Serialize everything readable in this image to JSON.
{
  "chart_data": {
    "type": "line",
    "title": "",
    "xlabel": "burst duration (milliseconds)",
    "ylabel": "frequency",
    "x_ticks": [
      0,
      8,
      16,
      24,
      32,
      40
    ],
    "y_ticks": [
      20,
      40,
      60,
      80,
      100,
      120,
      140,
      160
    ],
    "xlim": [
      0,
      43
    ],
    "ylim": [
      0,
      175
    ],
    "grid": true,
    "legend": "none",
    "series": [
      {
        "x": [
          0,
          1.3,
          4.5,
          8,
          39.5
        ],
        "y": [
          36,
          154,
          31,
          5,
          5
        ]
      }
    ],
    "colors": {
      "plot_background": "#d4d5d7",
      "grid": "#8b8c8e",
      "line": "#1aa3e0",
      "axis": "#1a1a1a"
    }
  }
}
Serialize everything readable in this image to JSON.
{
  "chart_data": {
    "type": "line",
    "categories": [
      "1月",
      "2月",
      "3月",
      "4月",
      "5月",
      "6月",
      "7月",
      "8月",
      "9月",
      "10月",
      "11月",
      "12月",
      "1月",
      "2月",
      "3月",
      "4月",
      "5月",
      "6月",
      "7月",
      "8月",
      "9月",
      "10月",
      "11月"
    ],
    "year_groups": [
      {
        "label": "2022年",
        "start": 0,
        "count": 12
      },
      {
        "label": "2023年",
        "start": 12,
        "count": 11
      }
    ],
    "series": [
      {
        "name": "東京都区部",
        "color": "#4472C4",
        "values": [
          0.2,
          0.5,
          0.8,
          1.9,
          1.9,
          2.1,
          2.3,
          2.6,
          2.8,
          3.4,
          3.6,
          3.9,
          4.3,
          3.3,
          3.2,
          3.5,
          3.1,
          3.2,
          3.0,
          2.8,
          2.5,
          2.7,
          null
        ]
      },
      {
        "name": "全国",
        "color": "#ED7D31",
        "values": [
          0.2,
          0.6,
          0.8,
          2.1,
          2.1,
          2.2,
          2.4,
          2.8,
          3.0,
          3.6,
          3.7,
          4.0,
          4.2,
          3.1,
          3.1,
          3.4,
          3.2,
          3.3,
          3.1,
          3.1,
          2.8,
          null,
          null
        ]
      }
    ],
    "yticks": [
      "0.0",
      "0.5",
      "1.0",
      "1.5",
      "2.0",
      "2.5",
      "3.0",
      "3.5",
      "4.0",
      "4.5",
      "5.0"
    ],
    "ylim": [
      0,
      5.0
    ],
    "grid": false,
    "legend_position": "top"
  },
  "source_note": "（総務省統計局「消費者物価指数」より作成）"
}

····················

Do this
Emit the records above again, exactly, with no line skipped.

Answer to this task
Serialize everything readable in this image to JSON.
{
  "chart_data": {
    "type": "line",
    "title": "",
    "xlabel": "burst duration (milliseconds)",
    "ylabel": "frequency",
    "x_ticks": [
      0,
      8,
      16,
      24,
      32,
      40
    ],
    "y_ticks": [
      20,
      40,
      60,
      80,
      100,
      120,
      140,
      160
    ],
    "xlim": [
      0,
      43
    ],
    "ylim": [
      0,
      175
    ],
    "grid": true,
    "legend": "none",
    "series": [
      {
        "x": [
          0,
          1.3,
          4.5,
          8,
          39.5
        ],
        "y": [
          36,
          154,
          31,
          5,
          5
        ]
      }
    ],
    "colors": {
      "plot_background": "#d4d5d7",
      "grid": "#8b8c8e",
      "line": "#1aa3e0",
      "axis": "#1a1a1a"
    }
  }
}
Serialize everything readable in this image to JSON.
{
  "chart_data": {
    "type": "line",
    "categories": [
      "1月",
      "2月",
      "3月",
      "4月",
      "5月",
      "6月",
      "7月",
      "8月",
      "9月",
      "10月",
      "11月",
      "12月",
      "1月",
      "2月",
      "3月",
      "4月",
      "5月",
      "6月",
      "7月",
      "8月",
      "9月",
      "10月",
      "11月"
    ],
    "year_groups": [
      {
        "label": "2022年",
        "start": 0,
        "count": 12
      },
      {
        "label": "2023年",
        "start": 12,
        "count": 11
      }
    ],
    "series": [
      {
        "name": "東京都区部",
        "color": "#4472C4",
        "values": [
          0.2,
          0.5,
          0.8,
          1.9,
          1.9,
          2.1,
          2.3,
          2.6,
          2.8,
          3.4,
          3.6,
          3.9,
          4.3,
          3.3,
          3.2,
          3.5,
          3.1,
          3.2,
          3.0,
          2.8,
          2.5,
          2.7,
          null
        ]
      },
      {
        "name": "全国",
        "color": "#ED7D31",
        "values": [
          0.2,
          0.6,
          0.8,
          2.1,
          2.1,
          2.2,
          2.4,
          2.8,
          3.0,
          3.6,
          3.7,
          4.0,
          4.2,
          3.1,
          3.1,
          3.4,
          3.2,
          3.3,
          3.1,
          3.1,
          2.8,
          null,
          null
        ]
      }
    ],
    "yticks": [
      "0.0",
      "0.5",
      "1.0",
      "1.5",
      "2.0",
      "2.5",
      "3.0",
      "3.5",
      "4.0",
      "4.5",
      "5.0"
    ],
    "ylim": [
      0,
      5.0
    ],
    "grid": false,
    "legend_position": "top"
  },
  "source_note": "（総務省統計局「消費者物価指数」より作成）"
}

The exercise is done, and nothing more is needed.